_WORK INSTRUCTIONS:_ Return every line of the data below that includes the string "megismerő".

_DATA SUPPLIED:_

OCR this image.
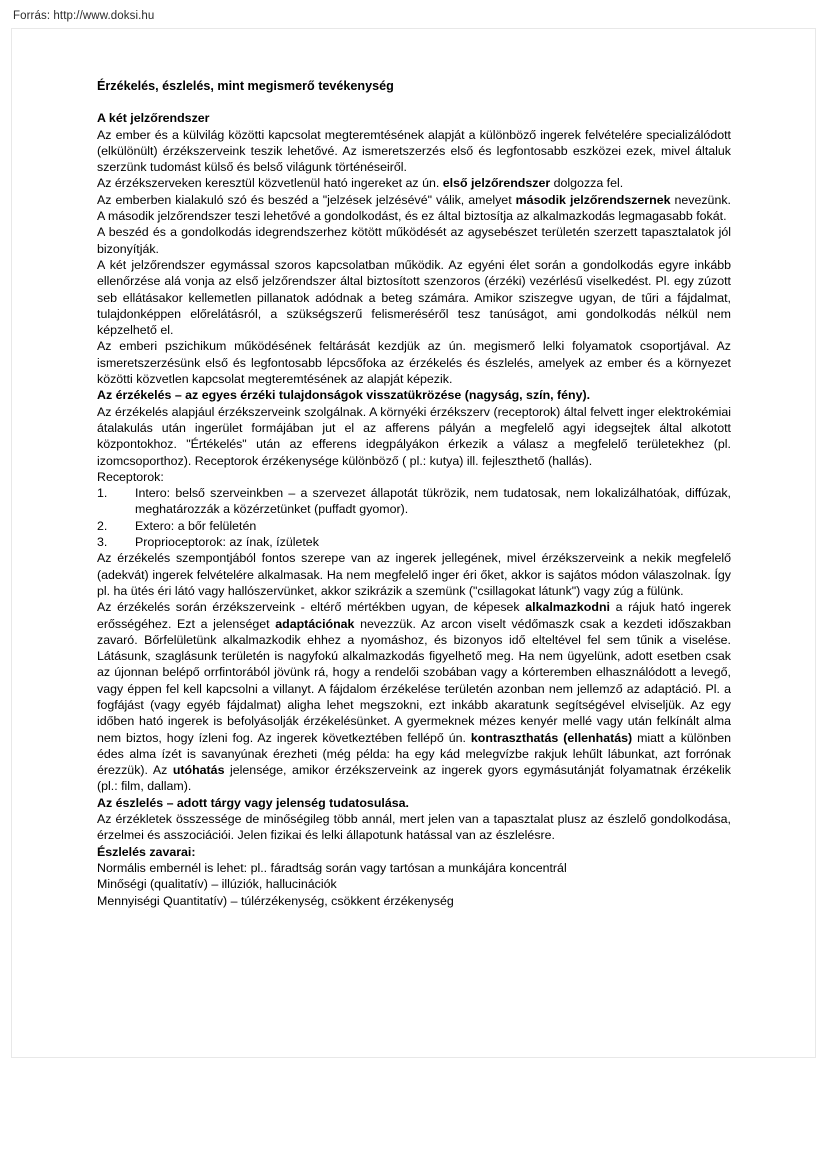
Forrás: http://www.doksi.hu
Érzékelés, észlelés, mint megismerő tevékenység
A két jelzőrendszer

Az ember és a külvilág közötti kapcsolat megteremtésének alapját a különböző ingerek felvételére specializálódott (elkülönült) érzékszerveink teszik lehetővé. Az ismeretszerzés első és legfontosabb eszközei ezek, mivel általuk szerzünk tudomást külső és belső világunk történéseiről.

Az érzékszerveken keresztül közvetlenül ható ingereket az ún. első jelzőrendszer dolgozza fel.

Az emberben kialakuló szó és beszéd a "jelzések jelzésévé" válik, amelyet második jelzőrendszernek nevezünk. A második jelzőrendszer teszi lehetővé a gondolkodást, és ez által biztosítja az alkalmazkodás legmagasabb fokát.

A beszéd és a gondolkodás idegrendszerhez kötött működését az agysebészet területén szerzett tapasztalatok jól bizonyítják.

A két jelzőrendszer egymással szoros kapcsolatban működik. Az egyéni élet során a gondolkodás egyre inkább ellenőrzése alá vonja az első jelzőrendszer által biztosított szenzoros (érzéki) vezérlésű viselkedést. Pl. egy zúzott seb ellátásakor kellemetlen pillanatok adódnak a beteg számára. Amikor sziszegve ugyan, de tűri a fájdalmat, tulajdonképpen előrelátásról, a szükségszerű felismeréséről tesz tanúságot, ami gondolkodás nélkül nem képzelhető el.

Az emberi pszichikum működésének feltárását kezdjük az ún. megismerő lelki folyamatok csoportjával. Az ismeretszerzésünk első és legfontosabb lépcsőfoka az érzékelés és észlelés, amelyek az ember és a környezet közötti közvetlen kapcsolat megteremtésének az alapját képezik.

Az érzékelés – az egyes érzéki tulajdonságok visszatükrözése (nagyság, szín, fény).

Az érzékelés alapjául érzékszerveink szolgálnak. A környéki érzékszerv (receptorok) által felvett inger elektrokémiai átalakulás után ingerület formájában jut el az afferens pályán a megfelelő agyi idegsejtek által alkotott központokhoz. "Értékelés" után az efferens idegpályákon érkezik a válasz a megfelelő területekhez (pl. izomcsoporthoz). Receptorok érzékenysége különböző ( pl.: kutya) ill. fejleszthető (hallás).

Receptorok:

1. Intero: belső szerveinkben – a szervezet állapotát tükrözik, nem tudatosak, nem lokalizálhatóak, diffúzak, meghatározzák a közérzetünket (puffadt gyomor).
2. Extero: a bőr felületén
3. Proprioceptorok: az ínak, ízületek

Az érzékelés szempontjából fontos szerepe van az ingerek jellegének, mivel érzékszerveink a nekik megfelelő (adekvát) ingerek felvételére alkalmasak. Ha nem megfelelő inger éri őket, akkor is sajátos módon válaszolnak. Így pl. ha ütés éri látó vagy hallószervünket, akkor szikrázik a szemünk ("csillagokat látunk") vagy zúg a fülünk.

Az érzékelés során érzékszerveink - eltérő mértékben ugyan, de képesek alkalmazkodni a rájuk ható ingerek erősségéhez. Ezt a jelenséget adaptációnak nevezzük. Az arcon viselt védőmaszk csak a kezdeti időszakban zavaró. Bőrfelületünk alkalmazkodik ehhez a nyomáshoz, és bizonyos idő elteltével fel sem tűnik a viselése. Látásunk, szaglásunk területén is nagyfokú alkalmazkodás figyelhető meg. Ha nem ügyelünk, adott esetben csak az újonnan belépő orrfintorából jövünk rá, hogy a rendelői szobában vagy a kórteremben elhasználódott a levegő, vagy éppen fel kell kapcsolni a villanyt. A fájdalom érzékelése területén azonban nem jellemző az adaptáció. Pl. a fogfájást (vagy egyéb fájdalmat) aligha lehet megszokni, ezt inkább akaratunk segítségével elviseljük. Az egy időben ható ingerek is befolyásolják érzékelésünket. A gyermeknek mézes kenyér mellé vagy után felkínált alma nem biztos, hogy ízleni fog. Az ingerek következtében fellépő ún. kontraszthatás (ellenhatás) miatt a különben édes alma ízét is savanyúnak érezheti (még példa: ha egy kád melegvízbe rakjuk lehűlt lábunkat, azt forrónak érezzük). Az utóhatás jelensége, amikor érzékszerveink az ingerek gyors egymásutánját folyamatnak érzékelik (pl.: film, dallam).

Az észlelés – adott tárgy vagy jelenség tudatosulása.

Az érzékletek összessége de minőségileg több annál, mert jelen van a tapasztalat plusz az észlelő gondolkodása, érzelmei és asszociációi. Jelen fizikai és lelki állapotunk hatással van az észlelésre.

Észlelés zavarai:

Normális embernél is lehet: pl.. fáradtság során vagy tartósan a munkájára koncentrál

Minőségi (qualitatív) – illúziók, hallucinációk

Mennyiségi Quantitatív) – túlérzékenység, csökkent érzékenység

...

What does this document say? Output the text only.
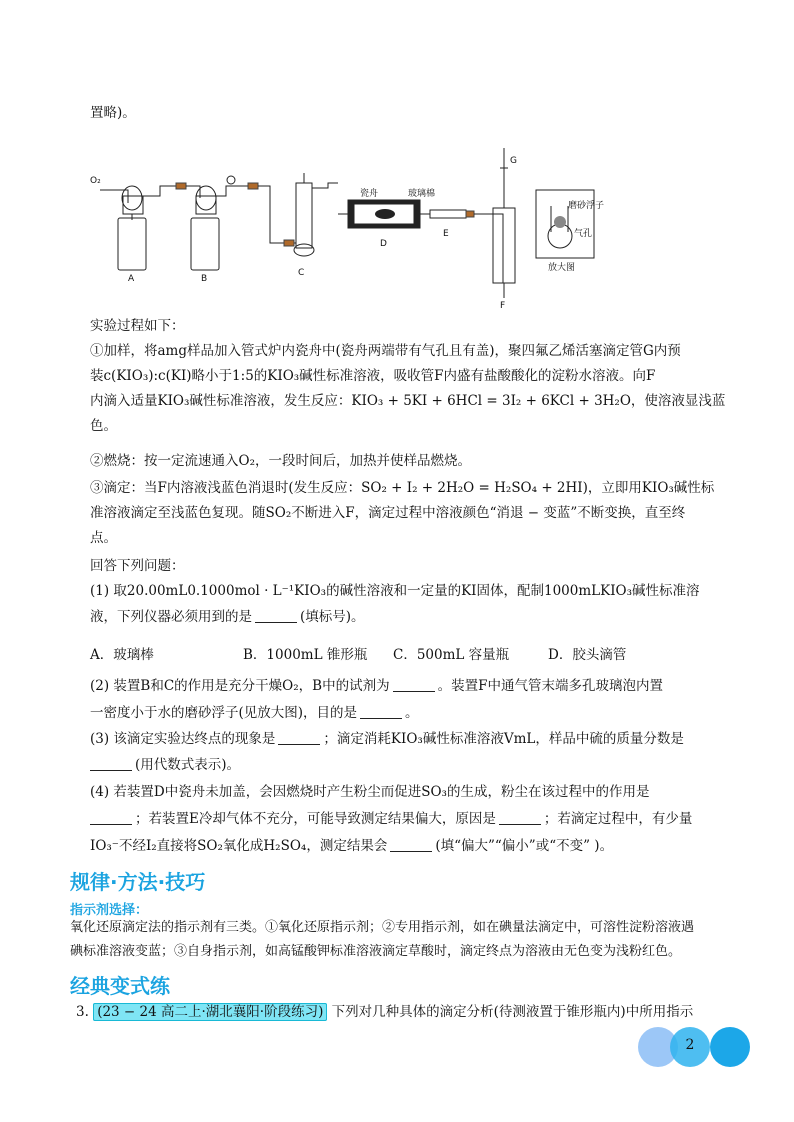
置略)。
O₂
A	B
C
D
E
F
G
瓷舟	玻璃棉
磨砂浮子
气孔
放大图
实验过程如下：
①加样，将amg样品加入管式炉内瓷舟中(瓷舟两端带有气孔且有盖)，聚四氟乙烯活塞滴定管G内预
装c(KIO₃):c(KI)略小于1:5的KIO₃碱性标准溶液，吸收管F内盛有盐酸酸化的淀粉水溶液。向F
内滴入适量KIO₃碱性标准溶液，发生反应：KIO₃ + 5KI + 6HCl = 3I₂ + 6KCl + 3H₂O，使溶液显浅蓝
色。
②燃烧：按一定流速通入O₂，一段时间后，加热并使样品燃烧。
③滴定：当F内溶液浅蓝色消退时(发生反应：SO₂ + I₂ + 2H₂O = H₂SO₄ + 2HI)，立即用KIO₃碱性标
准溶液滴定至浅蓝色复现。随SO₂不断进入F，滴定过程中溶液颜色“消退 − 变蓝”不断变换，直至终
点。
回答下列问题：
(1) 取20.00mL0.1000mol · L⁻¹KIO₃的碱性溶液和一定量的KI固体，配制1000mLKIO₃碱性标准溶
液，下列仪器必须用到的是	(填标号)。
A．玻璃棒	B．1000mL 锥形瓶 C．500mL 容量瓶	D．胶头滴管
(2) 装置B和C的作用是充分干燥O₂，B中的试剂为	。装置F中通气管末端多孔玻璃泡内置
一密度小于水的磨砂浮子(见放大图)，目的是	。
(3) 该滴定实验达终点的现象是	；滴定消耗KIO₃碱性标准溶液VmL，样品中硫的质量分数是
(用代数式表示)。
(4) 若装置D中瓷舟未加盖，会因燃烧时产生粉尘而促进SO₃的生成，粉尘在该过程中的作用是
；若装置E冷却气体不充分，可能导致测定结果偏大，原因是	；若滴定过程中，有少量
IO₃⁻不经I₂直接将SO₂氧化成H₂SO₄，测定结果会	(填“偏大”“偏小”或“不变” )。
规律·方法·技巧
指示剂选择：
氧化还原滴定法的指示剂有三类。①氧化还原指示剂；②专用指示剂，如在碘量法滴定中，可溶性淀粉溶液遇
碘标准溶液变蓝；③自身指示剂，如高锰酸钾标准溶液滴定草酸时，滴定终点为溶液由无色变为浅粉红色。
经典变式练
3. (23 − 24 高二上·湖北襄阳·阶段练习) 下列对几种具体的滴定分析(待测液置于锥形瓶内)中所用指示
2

_RESPONSE BELOW:_
Érzékelés, észlelés, mint megismerő tevékenység
Az emberi pszichikum működésének feltárását kezdjük az ún. megismerő lelki folyamatok csoportjával. Az ismeretszerzésünk első és legfontosabb lépcsőfoka az érzékelés és észlelés, amelyek az ember és a környezet közötti közvetlen kapcsolat megteremtésének az alapját képezik.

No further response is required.